STATED PROBLEM: Lay out every line of the rows below as a Markdown table with the columns "No." and "Line," numbering the lines in order and leaving out any blank lines.

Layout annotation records
※ ※ ※
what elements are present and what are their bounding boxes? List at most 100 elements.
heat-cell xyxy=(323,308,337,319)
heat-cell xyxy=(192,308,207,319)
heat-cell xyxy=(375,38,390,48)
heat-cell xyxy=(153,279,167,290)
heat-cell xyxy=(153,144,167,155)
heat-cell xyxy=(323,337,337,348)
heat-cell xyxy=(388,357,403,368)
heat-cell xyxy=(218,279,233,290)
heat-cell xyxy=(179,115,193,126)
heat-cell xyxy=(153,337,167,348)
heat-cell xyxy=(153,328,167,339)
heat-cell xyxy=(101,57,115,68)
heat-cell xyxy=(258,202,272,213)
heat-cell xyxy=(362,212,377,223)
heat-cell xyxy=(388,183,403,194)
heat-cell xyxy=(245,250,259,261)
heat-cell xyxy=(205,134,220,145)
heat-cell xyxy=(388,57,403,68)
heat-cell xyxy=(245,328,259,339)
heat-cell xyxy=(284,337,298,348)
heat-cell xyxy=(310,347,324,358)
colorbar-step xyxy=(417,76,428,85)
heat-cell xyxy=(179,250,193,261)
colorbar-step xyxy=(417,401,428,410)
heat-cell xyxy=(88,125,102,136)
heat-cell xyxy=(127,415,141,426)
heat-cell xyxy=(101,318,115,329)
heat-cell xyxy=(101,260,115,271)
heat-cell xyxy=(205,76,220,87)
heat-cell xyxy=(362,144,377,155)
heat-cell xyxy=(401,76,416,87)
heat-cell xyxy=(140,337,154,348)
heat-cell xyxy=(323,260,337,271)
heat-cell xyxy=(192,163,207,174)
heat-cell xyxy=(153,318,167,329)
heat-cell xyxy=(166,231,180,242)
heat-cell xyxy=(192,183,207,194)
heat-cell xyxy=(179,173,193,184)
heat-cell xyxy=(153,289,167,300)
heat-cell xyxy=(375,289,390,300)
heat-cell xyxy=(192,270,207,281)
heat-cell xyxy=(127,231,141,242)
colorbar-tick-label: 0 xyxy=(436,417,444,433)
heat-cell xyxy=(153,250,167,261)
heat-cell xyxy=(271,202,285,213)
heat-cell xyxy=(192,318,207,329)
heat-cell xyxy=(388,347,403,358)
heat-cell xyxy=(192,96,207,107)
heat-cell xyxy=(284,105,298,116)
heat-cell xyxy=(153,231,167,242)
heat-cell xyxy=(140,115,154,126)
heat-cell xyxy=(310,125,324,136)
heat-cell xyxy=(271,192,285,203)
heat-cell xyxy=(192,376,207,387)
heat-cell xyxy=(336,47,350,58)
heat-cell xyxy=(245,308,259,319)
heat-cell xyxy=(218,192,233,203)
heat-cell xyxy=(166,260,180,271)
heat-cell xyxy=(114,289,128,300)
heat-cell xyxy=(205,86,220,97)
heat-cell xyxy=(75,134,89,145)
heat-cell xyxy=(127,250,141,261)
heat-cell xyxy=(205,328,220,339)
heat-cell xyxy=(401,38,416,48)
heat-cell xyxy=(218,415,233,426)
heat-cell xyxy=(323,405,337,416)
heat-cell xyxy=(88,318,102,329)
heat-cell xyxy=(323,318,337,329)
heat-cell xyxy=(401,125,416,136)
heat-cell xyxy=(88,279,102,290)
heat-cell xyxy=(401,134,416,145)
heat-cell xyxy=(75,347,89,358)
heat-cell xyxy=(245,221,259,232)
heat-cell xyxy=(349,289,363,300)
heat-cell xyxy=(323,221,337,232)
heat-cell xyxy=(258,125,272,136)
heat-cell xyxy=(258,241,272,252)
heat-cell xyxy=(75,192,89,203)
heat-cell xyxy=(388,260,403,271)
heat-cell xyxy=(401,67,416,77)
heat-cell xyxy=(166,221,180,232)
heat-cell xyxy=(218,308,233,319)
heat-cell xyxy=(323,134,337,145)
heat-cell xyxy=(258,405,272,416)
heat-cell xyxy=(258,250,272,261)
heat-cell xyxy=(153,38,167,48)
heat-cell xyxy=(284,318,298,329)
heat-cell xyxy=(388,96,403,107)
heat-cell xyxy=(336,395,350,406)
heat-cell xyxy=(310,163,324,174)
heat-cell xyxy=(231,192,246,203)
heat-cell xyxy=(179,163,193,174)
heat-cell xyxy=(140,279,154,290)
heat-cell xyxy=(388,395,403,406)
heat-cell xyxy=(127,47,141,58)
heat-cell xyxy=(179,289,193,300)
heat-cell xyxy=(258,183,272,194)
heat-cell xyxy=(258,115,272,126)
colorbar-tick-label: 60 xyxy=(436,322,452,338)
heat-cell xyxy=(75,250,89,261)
※ ※ ※
OUTPUT:
| No. | Line |
|---|---|
| 1 | what elements are present and what are their bounding boxes? List at most 100 elements. |
| 2 | heat-cell xyxy=(323,308,337,319) |
| 3 | heat-cell xyxy=(192,308,207,319) |
| 4 | heat-cell xyxy=(375,38,390,48) |
| 5 | heat-cell xyxy=(153,279,167,290) |
| 6 | heat-cell xyxy=(153,144,167,155) |
| 7 | heat-cell xyxy=(323,337,337,348) |
| 8 | heat-cell xyxy=(388,357,403,368) |
| 9 | heat-cell xyxy=(218,279,233,290) |
| 10 | heat-cell xyxy=(179,115,193,126) |
| 11 | heat-cell xyxy=(153,337,167,348) |
| 12 | heat-cell xyxy=(153,328,167,339) |
| 13 | heat-cell xyxy=(101,57,115,68) |
| 14 | heat-cell xyxy=(258,202,272,213) |
| 15 | heat-cell xyxy=(362,212,377,223) |
| 16 | heat-cell xyxy=(388,183,403,194) |
| 17 | heat-cell xyxy=(245,250,259,261) |
| 18 | heat-cell xyxy=(205,134,220,145) |
| 19 | heat-cell xyxy=(388,57,403,68) |
| 20 | heat-cell xyxy=(245,328,259,339) |
| 21 | heat-cell xyxy=(284,337,298,348) |
| 22 | heat-cell xyxy=(310,347,324,358) |
| 23 | colorbar-step xyxy=(417,76,428,85) |
| 24 | heat-cell xyxy=(179,250,193,261) |
| 25 | colorbar-step xyxy=(417,401,428,410) |
| 26 | heat-cell xyxy=(88,125,102,136) |
| 27 | heat-cell xyxy=(127,415,141,426) |
| 28 | heat-cell xyxy=(101,318,115,329) |
| 29 | heat-cell xyxy=(101,260,115,271) |
| 30 | heat-cell xyxy=(205,76,220,87) |
| 31 | heat-cell xyxy=(362,144,377,155) |
| 32 | heat-cell xyxy=(401,76,416,87) |
| 33 | heat-cell xyxy=(140,337,154,348) |
| 34 | heat-cell xyxy=(323,260,337,271) |
| 35 | heat-cell xyxy=(192,163,207,174) |
| 36 | heat-cell xyxy=(153,318,167,329) |
| 37 | heat-cell xyxy=(166,231,180,242) |
| 38 | heat-cell xyxy=(192,183,207,194) |
| 39 | heat-cell xyxy=(179,173,193,184) |
| 40 | heat-cell xyxy=(153,289,167,300) |
| 41 | heat-cell xyxy=(375,289,390,300) |
| 42 | heat-cell xyxy=(192,270,207,281) |
| 43 | heat-cell xyxy=(127,231,141,242) |
| 44 | colorbar-tick-label: 0 xyxy=(436,417,444,433) |
| 45 | heat-cell xyxy=(153,250,167,261) |
| 46 | heat-cell xyxy=(271,202,285,213) |
| 47 | heat-cell xyxy=(192,318,207,329) |
| 48 | heat-cell xyxy=(388,347,403,358) |
| 49 | heat-cell xyxy=(192,96,207,107) |
| 50 | heat-cell xyxy=(284,105,298,116) |
| 51 | heat-cell xyxy=(153,231,167,242) |
| 52 | heat-cell xyxy=(140,115,154,126) |
| 53 | heat-cell xyxy=(310,125,324,136) |
| 54 | heat-cell xyxy=(271,192,285,203) |
| 55 | heat-cell xyxy=(192,376,207,387) |
| 56 | heat-cell xyxy=(336,47,350,58) |
| 57 | heat-cell xyxy=(245,308,259,319) |
| 58 | heat-cell xyxy=(218,192,233,203) |
| 59 | heat-cell xyxy=(166,260,180,271) |
| 60 | heat-cell xyxy=(114,289,128,300) |
| 61 | heat-cell xyxy=(205,86,220,97) |
| 62 | heat-cell xyxy=(75,134,89,145) |
| 63 | heat-cell xyxy=(127,250,141,261) |
| 64 | heat-cell xyxy=(205,328,220,339) |
| 65 | heat-cell xyxy=(401,38,416,48) |
| 66 | heat-cell xyxy=(218,415,233,426) |
| 67 | heat-cell xyxy=(323,405,337,416) |
| 68 | heat-cell xyxy=(88,318,102,329) |
| 69 | heat-cell xyxy=(323,318,337,329) |
| 70 | heat-cell xyxy=(401,125,416,136) |
| 71 | heat-cell xyxy=(88,279,102,290) |
| 72 | heat-cell xyxy=(401,134,416,145) |
| 73 | heat-cell xyxy=(75,347,89,358) |
| 74 | heat-cell xyxy=(245,221,259,232) |
| 75 | heat-cell xyxy=(349,289,363,300) |
| 76 | heat-cell xyxy=(323,221,337,232) |
| 77 | heat-cell xyxy=(258,125,272,136) |
| 78 | heat-cell xyxy=(258,241,272,252) |
| 79 | heat-cell xyxy=(75,192,89,203) |
| 80 | heat-cell xyxy=(388,260,403,271) |
| 81 | heat-cell xyxy=(401,67,416,77) |
| 82 | heat-cell xyxy=(166,221,180,232) |
| 83 | heat-cell xyxy=(218,308,233,319) |
| 84 | heat-cell xyxy=(323,134,337,145) |
| 85 | heat-cell xyxy=(258,405,272,416) |
| 86 | heat-cell xyxy=(258,250,272,261) |
| 87 | heat-cell xyxy=(153,38,167,48) |
| 88 | heat-cell xyxy=(284,318,298,329) |
| 89 | heat-cell xyxy=(388,96,403,107) |
| 90 | heat-cell xyxy=(336,395,350,406) |
| 91 | heat-cell xyxy=(310,163,324,174) |
| 92 | heat-cell xyxy=(231,192,246,203) |
| 93 | heat-cell xyxy=(179,163,193,174) |
| 94 | heat-cell xyxy=(140,279,154,290) |
| 95 | heat-cell xyxy=(388,395,403,406) |
| 96 | heat-cell xyxy=(127,47,141,58) |
| 97 | heat-cell xyxy=(179,289,193,300) |
| 98 | heat-cell xyxy=(258,183,272,194) |
| 99 | heat-cell xyxy=(258,115,272,126) |
| 100 | colorbar-tick-label: 60 xyxy=(436,322,452,338) |
| 101 | heat-cell xyxy=(75,250,89,261) |